━━━━━ DATASET EXCERPTS ━━━━━

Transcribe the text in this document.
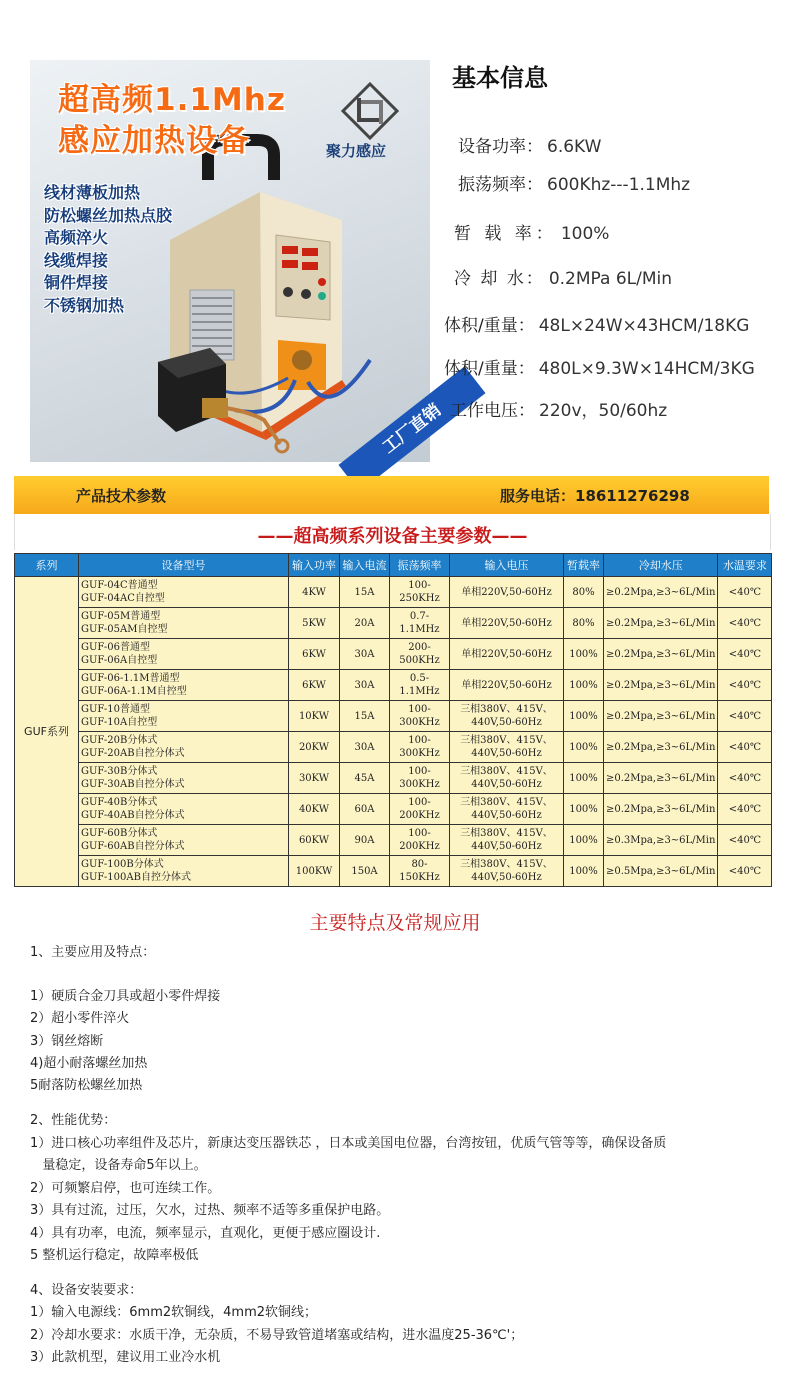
超高频1.1Mhz
感应加热设备	聚力感应
线材薄板加热
防松螺丝加热点胶
高频淬火
线缆焊接
铜件焊接
不锈钢加热
工厂直销
基本信息
设备功率： 6.6KW
振荡频率： 600Khz---1.1Mhz
暂 载 率： 100%
冷 却 水： 0.2MPa 6L/Min
体积/重量： 48L×24W×43HCM/18KG
体积/重量： 480L×9.3W×14HCM/3KG
工作电压： 220v，50/60hz
产品技术参数	服务电话：18611276298
——超高频系列设备主要参数——
系列	设备型号	输入功率	输入电流	振荡频率	输入电压	暂载率	冷却水压	水温要求
GUF系列	GUF-04C普通型
GUF-04AC自控型	4KW	15A	100-250KHz	单相220V,50-60Hz	80%	≥0.2Mpa,≥3~6L/Min	<40℃
	GUF-05M普通型
GUF-05AM自控型	5KW	20A	0.7-1.1MHz	单相220V,50-60Hz	80%	≥0.2Mpa,≥3~6L/Min	<40℃
	GUF-06普通型
GUF-06A自控型	6KW	30A	200-500KHz	单相220V,50-60Hz	100%	≥0.2Mpa,≥3~6L/Min	<40℃
	GUF-06-1.1M普通型
GUF-06A-1.1M自控型	6KW	30A	0.5-1.1MHz	单相220V,50-60Hz	100%	≥0.2Mpa,≥3~6L/Min	<40℃
	GUF-10普通型
GUF-10A自控型	10KW	15A	100-300KHz	三相380V、415V、
440V,50-60Hz	100%	≥0.2Mpa,≥3~6L/Min	<40℃
	GUF-20B分体式
GUF-20AB自控分体式	20KW	30A	100-300KHz	三相380V、415V、
440V,50-60Hz	100%	≥0.2Mpa,≥3~6L/Min	<40℃
	GUF-30B分体式
GUF-30AB自控分体式	30KW	45A	100-300KHz	三相380V、415V、
440V,50-60Hz	100%	≥0.2Mpa,≥3~6L/Min	<40℃
	GUF-40B分体式
GUF-40AB自控分体式	40KW	60A	100-200KHz	三相380V、415V、
440V,50-60Hz	100%	≥0.2Mpa,≥3~6L/Min	<40℃
	GUF-60B分体式
GUF-60AB自控分体式	60KW	90A	100-200KHz	三相380V、415V、
440V,50-60Hz	100%	≥0.3Mpa,≥3~6L/Min	<40℃
	GUF-100B分体式
GUF-100AB自控分体式	100KW	150A	80-150KHz	三相380V、415V、
440V,50-60Hz	100%	≥0.5Mpa,≥3~6L/Min	<40℃
主要特点及常规应用
1、主要应用及特点：
1）硬质合金刀具或超小零件焊接
2）超小零件淬火
3）钢丝熔断
4)超小耐落螺丝加热
5耐落防松螺丝加热
2、性能优势：
1）进口核心功率组件及芯片，新康达变压器铁芯 ，日本或美国电位器，台湾按钮，优质气管等等，确保设备质
量稳定，设备寿命5年以上。
2）可频繁启停，也可连续工作。
3）具有过流，过压，欠水，过热、频率不适等多重保护电路。
4）具有功率，电流，频率显示，直观化，更便于感应圈设计.
5 整机运行稳定，故障率极低
4、设备安装要求：
1）输入电源线：6mm2软铜线，4mm2软铜线；
2）冷却水要求：水质干净，无杂质，不易导致管道堵塞或结构，进水温度25-36℃'；
3）此款机型，建议用工业冷水机
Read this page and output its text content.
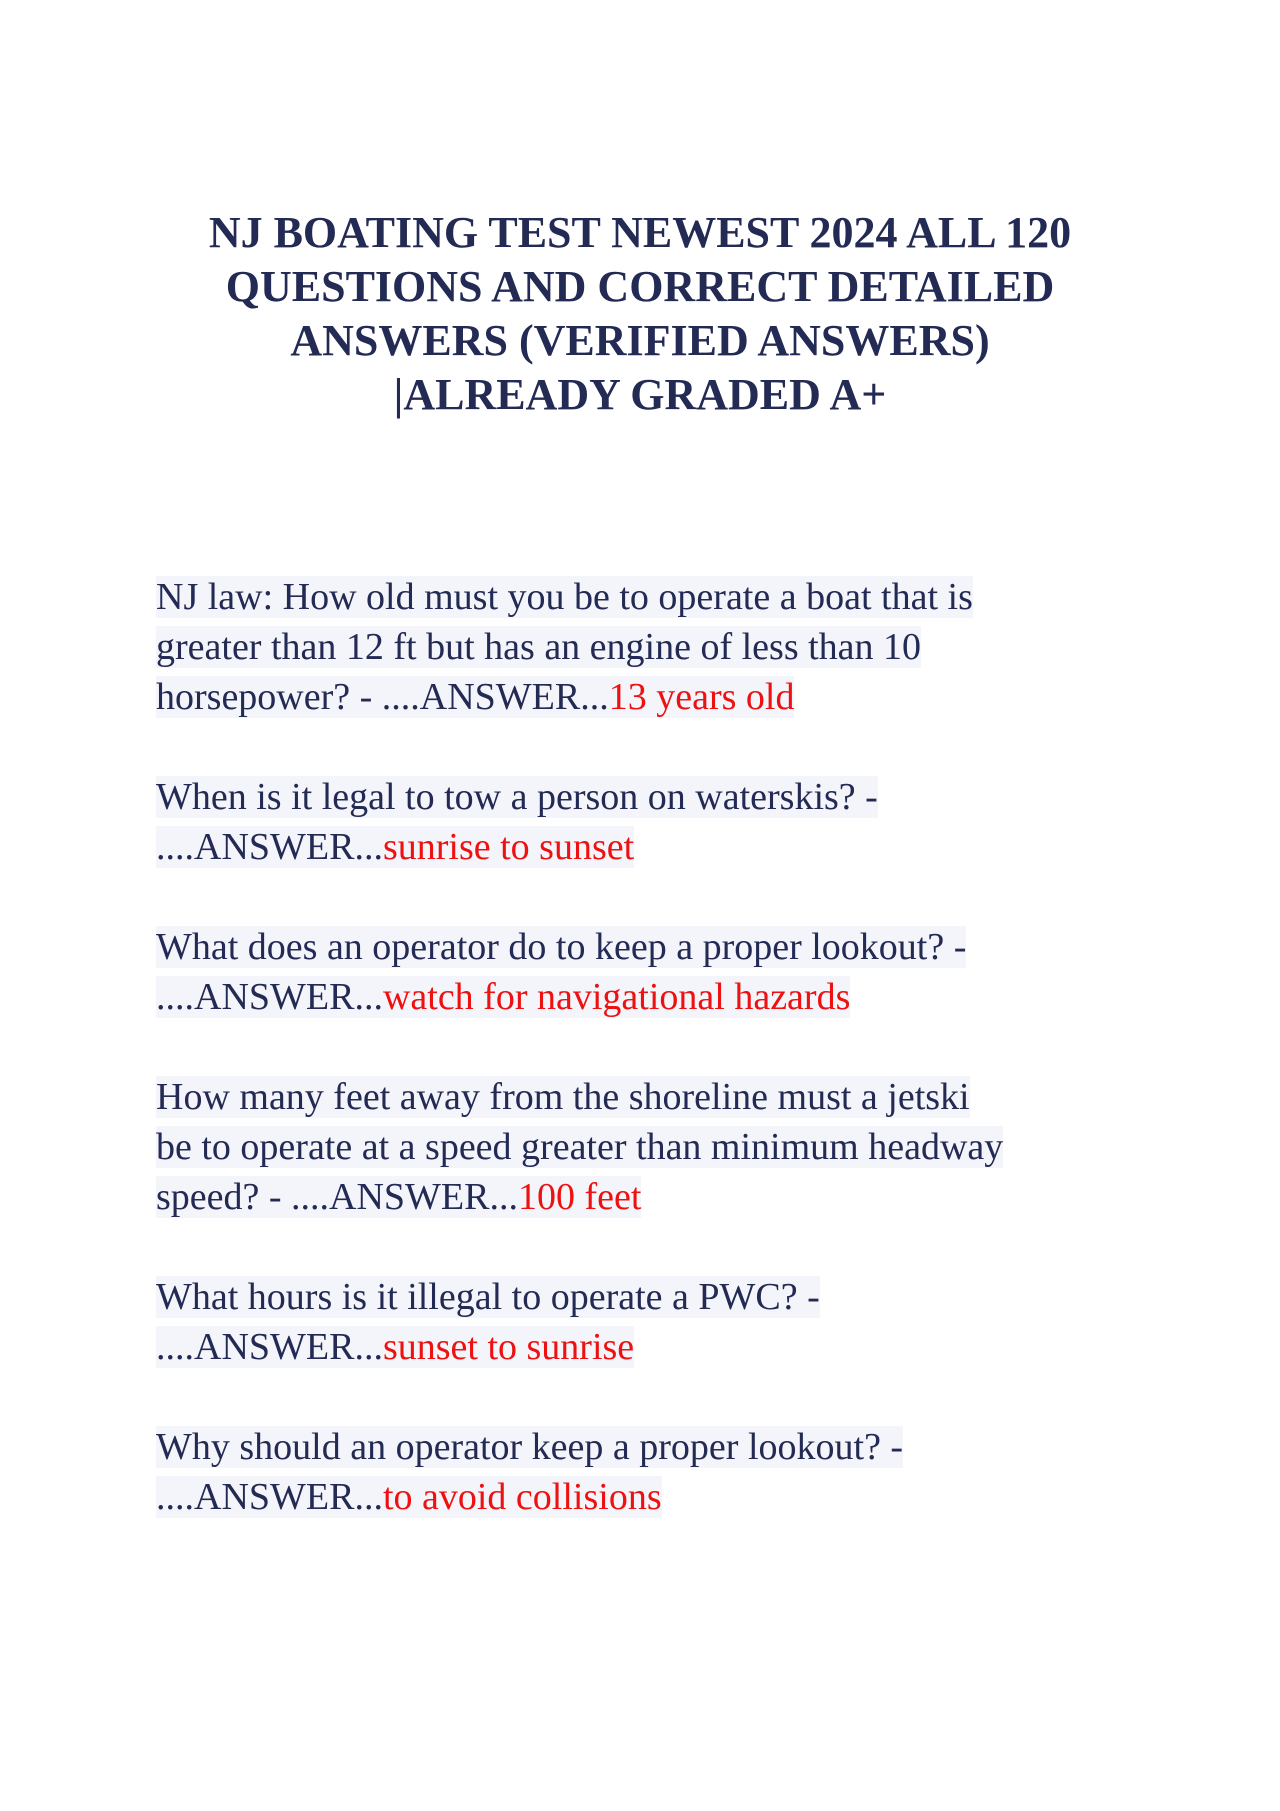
NJ BOATING TEST NEWEST 2024 ALL 120
QUESTIONS AND CORRECT DETAILED
ANSWERS (VERIFIED ANSWERS)
|ALREADY GRADED A+
NJ law: How old must you be to operate a boat that is
greater than 12 ft but has an engine of less than 10
horsepower? - ....ANSWER...13 years old
When is it legal to tow a person on waterskis? -
....ANSWER...sunrise to sunset
What does an operator do to keep a proper lookout? -
....ANSWER...watch for navigational hazards
How many feet away from the shoreline must a jetski
be to operate at a speed greater than minimum headway
speed? - ....ANSWER...100 feet
What hours is it illegal to operate a PWC? -
....ANSWER...sunset to sunrise
Why should an operator keep a proper lookout? -
....ANSWER...to avoid collisions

━━━━━

◆ AIM ◆
Determine how many lines of the entries above carry the string "sunrise", and give that number alone.

◆ SOLUTION TO THIS EXERCISE ◆
2